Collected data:
· · · · ·

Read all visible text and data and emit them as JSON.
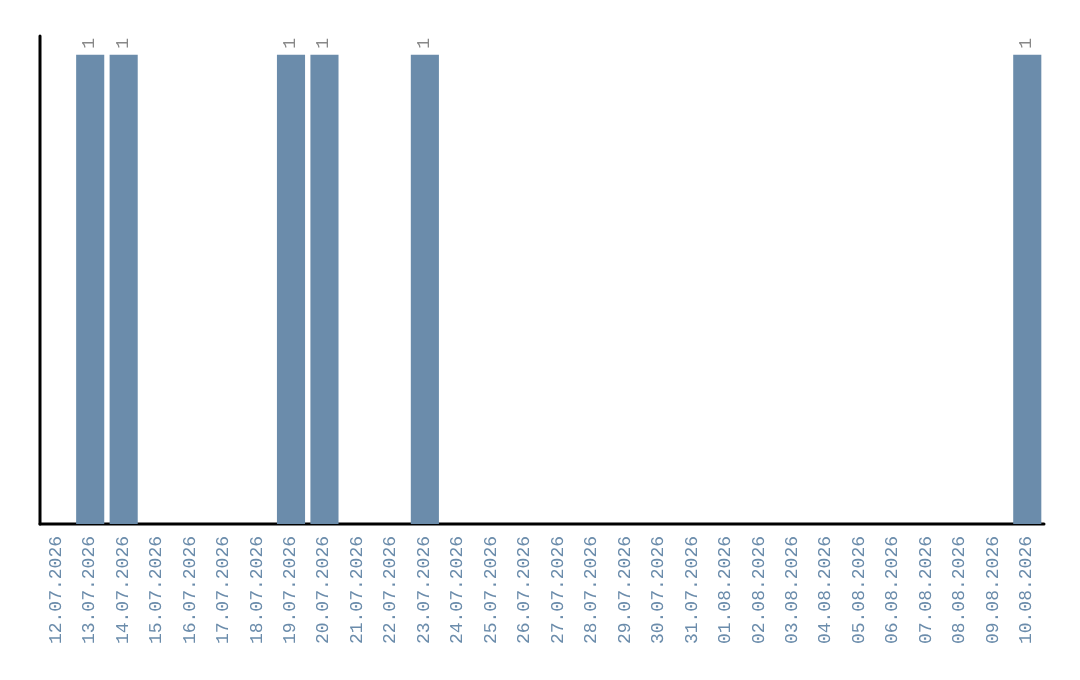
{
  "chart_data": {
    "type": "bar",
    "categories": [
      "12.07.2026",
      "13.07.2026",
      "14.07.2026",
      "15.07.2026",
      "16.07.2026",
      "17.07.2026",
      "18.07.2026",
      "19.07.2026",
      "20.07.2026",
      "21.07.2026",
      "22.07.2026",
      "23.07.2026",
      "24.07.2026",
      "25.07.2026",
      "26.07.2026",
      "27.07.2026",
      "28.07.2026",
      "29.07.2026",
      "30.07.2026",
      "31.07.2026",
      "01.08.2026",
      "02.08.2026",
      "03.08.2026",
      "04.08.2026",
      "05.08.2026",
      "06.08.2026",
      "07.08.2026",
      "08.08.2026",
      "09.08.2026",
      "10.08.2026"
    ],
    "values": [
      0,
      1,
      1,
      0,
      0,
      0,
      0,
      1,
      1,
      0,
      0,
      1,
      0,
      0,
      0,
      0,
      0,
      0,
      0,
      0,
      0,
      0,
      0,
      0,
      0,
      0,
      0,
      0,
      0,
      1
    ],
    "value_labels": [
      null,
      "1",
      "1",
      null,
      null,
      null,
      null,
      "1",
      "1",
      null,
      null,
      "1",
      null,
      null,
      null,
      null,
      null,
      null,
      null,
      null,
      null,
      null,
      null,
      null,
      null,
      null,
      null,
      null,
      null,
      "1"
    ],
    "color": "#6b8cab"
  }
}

· · · · ·

_GIVEN INSTRUCTION_
Copy out all of the data word for word. Do not carry over any picture.

_RESPONSE_
Read all visible text and data and emit them as JSON.
{
  "chart_data": {
    "type": "bar",
    "categories": [
      "12.07.2026",
      "13.07.2026",
      "14.07.2026",
      "15.07.2026",
      "16.07.2026",
      "17.07.2026",
      "18.07.2026",
      "19.07.2026",
      "20.07.2026",
      "21.07.2026",
      "22.07.2026",
      "23.07.2026",
      "24.07.2026",
      "25.07.2026",
      "26.07.2026",
      "27.07.2026",
      "28.07.2026",
      "29.07.2026",
      "30.07.2026",
      "31.07.2026",
      "01.08.2026",
      "02.08.2026",
      "03.08.2026",
      "04.08.2026",
      "05.08.2026",
      "06.08.2026",
      "07.08.2026",
      "08.08.2026",
      "09.08.2026",
      "10.08.2026"
    ],
    "values": [
      0,
      1,
      1,
      0,
      0,
      0,
      0,
      1,
      1,
      0,
      0,
      1,
      0,
      0,
      0,
      0,
      0,
      0,
      0,
      0,
      0,
      0,
      0,
      0,
      0,
      0,
      0,
      0,
      0,
      1
    ],
    "value_labels": [
      null,
      "1",
      "1",
      null,
      null,
      null,
      null,
      "1",
      "1",
      null,
      null,
      "1",
      null,
      null,
      null,
      null,
      null,
      null,
      null,
      null,
      null,
      null,
      null,
      null,
      null,
      null,
      null,
      null,
      null,
      "1"
    ],
    "color": "#6b8cab"
  }
}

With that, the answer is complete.